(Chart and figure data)
— START —

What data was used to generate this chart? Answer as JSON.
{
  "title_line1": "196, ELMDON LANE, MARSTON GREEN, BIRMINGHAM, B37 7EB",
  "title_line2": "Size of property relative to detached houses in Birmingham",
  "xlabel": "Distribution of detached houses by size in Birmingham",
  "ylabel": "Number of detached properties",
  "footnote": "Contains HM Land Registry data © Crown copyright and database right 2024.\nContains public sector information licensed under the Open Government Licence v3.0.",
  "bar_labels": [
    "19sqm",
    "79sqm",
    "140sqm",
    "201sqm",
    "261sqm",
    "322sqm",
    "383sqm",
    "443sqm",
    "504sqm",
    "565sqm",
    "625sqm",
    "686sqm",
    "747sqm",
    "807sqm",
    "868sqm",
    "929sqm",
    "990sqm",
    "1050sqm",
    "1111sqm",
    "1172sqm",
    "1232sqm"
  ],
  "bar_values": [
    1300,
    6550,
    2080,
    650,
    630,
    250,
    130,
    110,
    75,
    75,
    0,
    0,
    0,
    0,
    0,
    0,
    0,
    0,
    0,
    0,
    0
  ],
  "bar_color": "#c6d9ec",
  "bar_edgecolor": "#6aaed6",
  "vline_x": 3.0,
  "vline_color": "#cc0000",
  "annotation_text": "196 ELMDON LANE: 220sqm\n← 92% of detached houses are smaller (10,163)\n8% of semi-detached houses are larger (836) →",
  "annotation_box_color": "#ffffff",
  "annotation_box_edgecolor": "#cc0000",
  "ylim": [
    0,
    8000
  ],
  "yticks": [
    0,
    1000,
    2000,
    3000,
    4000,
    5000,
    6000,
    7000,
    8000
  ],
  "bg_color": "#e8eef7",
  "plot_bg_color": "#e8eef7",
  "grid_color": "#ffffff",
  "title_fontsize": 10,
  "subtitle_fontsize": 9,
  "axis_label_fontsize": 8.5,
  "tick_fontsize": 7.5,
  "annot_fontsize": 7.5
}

— END —

Task brief: Look for lines containing the string "LANE" and copy them all.

Output of the task:
  "title_line1": "196, ELMDON LANE, MARSTON GREEN, BIRMINGHAM, B37 7EB",
  "annotation_text": "196 ELMDON LANE: 220sqm\n← 92% of detached houses are smaller (10,163)\n8% of semi-detached houses are larger (836) →",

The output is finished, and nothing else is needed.